Extract the lines that hold the string "Articolo".

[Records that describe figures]
-=-=-
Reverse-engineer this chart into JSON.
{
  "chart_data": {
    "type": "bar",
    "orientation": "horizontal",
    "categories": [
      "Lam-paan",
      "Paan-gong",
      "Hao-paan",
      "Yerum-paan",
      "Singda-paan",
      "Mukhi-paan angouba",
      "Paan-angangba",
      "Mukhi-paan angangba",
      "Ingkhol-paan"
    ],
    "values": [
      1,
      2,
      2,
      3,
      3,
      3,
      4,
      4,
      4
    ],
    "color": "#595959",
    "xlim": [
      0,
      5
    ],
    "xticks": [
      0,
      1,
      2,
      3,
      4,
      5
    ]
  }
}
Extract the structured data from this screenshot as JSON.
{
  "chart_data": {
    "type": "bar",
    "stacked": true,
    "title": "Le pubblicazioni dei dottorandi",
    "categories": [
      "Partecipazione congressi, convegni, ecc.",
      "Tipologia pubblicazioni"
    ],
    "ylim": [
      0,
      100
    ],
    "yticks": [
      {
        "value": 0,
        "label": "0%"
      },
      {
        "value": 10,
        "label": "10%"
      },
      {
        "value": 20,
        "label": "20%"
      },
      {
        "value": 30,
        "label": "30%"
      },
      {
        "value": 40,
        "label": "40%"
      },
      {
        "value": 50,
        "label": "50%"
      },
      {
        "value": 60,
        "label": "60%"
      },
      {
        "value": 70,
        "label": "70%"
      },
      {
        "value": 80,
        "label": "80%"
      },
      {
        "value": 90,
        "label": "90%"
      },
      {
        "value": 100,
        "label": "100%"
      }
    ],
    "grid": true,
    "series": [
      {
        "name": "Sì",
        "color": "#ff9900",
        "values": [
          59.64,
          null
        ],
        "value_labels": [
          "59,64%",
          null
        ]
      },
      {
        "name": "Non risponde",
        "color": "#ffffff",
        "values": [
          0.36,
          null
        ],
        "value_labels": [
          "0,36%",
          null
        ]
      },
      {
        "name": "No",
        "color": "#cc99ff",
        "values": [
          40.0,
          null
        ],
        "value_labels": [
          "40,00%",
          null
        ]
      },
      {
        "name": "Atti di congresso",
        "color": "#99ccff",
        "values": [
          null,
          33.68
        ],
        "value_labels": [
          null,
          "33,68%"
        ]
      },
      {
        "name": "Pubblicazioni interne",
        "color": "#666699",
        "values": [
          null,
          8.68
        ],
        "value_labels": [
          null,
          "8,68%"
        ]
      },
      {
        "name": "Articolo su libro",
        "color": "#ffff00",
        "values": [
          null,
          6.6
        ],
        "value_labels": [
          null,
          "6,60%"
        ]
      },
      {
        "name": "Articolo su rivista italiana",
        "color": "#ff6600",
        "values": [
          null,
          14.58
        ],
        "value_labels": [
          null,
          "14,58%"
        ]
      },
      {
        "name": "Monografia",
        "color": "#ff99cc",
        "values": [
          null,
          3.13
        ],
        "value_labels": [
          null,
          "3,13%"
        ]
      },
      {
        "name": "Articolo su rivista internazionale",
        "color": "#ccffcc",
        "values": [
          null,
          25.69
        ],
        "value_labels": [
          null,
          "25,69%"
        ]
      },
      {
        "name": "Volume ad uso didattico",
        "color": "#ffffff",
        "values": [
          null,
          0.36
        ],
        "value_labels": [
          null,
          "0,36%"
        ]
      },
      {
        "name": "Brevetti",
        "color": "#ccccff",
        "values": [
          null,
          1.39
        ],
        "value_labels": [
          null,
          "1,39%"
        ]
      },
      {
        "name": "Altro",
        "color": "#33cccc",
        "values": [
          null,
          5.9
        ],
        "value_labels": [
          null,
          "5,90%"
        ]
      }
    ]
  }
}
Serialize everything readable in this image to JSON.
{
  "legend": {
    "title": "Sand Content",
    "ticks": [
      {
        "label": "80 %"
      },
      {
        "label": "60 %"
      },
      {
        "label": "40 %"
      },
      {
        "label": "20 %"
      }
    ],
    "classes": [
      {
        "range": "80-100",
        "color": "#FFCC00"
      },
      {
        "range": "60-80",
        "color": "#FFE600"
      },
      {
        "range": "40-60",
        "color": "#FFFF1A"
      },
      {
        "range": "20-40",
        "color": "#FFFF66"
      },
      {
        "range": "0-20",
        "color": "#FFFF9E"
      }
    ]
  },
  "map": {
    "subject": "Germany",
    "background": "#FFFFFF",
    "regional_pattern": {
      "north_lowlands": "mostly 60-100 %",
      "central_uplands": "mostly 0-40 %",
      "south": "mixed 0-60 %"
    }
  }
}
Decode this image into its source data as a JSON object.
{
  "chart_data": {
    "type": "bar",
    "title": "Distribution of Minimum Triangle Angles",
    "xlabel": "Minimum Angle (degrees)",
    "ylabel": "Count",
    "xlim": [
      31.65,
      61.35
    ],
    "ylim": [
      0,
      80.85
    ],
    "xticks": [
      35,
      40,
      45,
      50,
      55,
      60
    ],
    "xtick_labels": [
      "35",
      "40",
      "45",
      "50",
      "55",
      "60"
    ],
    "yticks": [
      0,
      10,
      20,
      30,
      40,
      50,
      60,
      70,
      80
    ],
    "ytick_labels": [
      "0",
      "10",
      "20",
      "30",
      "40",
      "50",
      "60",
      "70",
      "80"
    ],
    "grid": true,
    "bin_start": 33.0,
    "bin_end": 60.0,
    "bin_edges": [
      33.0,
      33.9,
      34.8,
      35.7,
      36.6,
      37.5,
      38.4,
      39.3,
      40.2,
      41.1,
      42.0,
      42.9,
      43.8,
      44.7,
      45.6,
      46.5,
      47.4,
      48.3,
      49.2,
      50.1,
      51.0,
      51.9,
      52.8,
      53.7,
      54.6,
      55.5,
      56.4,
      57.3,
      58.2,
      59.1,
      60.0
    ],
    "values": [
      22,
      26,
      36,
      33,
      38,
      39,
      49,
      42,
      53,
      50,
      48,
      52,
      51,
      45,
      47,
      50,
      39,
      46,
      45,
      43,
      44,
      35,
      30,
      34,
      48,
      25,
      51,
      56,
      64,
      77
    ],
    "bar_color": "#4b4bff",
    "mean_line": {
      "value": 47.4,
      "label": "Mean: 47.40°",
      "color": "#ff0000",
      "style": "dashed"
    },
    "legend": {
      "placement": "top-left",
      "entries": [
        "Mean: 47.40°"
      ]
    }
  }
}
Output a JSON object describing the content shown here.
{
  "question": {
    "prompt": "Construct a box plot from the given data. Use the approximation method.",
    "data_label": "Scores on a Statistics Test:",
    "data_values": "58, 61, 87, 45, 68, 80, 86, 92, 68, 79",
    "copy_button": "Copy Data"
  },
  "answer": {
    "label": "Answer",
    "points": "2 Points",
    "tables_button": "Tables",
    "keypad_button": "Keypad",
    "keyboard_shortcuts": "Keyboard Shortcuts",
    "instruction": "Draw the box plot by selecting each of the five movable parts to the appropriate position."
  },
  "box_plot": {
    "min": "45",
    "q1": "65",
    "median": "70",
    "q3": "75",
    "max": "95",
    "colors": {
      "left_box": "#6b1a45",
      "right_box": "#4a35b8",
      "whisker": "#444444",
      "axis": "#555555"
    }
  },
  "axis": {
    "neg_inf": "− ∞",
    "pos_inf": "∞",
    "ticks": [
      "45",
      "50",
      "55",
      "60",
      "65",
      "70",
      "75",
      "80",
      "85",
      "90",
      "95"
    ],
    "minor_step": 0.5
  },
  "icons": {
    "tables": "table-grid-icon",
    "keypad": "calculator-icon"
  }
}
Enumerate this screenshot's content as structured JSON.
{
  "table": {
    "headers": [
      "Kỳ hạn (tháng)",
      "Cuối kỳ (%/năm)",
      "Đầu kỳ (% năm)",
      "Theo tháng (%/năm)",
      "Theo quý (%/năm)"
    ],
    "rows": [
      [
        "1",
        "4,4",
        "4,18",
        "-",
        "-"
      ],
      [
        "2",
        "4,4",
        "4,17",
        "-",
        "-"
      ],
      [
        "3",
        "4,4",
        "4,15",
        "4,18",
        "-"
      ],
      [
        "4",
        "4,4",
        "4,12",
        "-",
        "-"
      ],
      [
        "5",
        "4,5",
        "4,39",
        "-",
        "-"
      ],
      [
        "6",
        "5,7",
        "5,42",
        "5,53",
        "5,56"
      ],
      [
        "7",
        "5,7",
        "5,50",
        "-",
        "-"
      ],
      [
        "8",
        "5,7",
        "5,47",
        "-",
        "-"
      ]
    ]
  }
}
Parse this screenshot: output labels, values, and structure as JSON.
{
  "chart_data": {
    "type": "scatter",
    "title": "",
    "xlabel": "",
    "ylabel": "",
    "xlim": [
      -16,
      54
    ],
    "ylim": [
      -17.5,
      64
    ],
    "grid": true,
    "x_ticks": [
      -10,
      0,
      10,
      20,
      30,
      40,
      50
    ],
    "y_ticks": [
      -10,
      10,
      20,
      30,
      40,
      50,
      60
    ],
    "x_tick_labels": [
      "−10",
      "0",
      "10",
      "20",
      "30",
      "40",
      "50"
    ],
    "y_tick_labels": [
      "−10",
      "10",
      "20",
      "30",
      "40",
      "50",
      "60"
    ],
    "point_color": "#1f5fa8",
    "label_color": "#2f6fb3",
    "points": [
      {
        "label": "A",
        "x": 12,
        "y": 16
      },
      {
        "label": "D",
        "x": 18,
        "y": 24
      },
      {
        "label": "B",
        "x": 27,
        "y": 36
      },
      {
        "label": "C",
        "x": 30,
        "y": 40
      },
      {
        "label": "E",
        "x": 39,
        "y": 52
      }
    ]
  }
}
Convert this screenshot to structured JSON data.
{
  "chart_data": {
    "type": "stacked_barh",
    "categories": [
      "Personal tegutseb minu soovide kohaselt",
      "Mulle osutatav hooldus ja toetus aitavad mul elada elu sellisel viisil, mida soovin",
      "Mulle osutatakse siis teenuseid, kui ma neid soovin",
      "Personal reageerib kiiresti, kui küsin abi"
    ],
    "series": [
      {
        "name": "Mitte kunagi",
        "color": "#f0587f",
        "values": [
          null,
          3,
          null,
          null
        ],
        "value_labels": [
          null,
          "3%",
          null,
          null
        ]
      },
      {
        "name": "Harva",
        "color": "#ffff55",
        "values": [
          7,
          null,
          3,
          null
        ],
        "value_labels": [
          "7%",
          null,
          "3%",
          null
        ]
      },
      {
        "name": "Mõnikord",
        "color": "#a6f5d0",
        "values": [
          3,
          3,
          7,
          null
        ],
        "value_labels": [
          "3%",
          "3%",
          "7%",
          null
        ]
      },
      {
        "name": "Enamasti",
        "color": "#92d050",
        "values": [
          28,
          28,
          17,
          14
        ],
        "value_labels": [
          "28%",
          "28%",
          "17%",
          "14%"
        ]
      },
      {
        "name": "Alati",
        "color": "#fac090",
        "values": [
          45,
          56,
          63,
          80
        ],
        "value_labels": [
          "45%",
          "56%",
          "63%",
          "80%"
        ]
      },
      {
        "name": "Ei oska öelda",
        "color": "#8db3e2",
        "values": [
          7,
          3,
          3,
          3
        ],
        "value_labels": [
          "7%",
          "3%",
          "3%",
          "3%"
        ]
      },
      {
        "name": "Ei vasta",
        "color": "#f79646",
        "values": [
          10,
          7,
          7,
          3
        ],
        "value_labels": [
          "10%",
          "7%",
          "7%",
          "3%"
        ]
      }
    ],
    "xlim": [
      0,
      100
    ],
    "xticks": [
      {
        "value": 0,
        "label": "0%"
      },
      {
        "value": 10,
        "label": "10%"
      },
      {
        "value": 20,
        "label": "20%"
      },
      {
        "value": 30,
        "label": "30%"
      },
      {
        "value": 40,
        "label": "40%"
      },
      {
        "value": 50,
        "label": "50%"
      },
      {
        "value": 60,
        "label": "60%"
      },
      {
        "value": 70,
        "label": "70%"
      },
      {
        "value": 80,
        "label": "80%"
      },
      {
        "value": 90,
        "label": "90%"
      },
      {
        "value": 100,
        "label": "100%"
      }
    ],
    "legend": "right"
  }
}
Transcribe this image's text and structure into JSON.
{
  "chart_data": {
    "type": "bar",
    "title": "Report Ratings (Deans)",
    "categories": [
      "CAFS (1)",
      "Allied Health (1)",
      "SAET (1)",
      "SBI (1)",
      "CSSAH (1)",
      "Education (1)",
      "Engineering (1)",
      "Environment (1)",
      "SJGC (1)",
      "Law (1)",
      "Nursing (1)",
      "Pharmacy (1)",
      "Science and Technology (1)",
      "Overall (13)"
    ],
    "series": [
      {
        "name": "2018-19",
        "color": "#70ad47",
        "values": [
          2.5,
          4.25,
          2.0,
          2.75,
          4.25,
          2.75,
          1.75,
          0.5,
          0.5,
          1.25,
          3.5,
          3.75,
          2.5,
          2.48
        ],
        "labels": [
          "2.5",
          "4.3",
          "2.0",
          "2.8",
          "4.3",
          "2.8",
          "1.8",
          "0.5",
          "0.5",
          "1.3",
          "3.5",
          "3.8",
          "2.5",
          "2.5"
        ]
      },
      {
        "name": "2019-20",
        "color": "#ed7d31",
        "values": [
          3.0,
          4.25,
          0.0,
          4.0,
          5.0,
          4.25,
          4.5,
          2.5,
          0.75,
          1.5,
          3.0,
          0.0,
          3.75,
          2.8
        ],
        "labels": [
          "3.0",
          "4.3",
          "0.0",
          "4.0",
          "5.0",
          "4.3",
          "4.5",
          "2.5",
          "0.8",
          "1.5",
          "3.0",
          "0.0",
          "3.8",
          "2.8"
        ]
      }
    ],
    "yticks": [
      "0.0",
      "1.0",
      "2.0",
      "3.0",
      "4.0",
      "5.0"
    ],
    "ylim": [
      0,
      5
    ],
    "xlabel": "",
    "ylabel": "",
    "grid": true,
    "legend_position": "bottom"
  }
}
-=-=-
FULL SOLUTION ::
        "name": "Articolo su libro",
        "name": "Articolo su rivista italiana",
        "name": "Articolo su rivista internazionale",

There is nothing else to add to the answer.